# [To be done]
Reproduce all entries verbatim, with nothing added or dropped.

(Figure contents as structured data)
▼

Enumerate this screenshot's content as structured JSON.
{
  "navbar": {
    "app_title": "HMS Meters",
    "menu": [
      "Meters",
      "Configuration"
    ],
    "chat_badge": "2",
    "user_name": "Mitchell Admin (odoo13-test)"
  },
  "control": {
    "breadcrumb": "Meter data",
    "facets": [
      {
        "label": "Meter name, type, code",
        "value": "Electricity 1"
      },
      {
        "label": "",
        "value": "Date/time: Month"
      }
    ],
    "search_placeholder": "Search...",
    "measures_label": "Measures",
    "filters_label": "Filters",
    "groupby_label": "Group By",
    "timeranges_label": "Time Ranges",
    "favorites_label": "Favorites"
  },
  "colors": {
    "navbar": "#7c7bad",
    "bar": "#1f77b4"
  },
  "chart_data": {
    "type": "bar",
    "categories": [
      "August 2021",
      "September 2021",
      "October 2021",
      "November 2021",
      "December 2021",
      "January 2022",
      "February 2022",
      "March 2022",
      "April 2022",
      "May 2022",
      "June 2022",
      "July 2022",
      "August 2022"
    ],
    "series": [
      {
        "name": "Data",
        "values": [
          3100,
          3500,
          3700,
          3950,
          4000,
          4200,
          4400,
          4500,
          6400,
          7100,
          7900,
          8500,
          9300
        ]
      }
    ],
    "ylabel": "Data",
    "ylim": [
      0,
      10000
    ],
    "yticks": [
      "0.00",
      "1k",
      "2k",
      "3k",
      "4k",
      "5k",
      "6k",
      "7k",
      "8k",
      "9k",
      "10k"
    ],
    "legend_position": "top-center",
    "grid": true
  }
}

▲

# [Exercise response]
Enumerate this screenshot's content as structured JSON.
{
  "navbar": {
    "app_title": "HMS Meters",
    "menu": [
      "Meters",
      "Configuration"
    ],
    "chat_badge": "2",
    "user_name": "Mitchell Admin (odoo13-test)"
  },
  "control": {
    "breadcrumb": "Meter data",
    "facets": [
      {
        "label": "Meter name, type, code",
        "value": "Electricity 1"
      },
      {
        "label": "",
        "value": "Date/time: Month"
      }
    ],
    "search_placeholder": "Search...",
    "measures_label": "Measures",
    "filters_label": "Filters",
    "groupby_label": "Group By",
    "timeranges_label": "Time Ranges",
    "favorites_label": "Favorites"
  },
  "colors": {
    "navbar": "#7c7bad",
    "bar": "#1f77b4"
  },
  "chart_data": {
    "type": "bar",
    "categories": [
      "August 2021",
      "September 2021",
      "October 2021",
      "November 2021",
      "December 2021",
      "January 2022",
      "February 2022",
      "March 2022",
      "April 2022",
      "May 2022",
      "June 2022",
      "July 2022",
      "August 2022"
    ],
    "series": [
      {
        "name": "Data",
        "values": [
          3100,
          3500,
          3700,
          3950,
          4000,
          4200,
          4400,
          4500,
          6400,
          7100,
          7900,
          8500,
          9300
        ]
      }
    ],
    "ylabel": "Data",
    "ylim": [
      0,
      10000
    ],
    "yticks": [
      "0.00",
      "1k",
      "2k",
      "3k",
      "4k",
      "5k",
      "6k",
      "7k",
      "8k",
      "9k",
      "10k"
    ],
    "legend_position": "top-center",
    "grid": true
  }
}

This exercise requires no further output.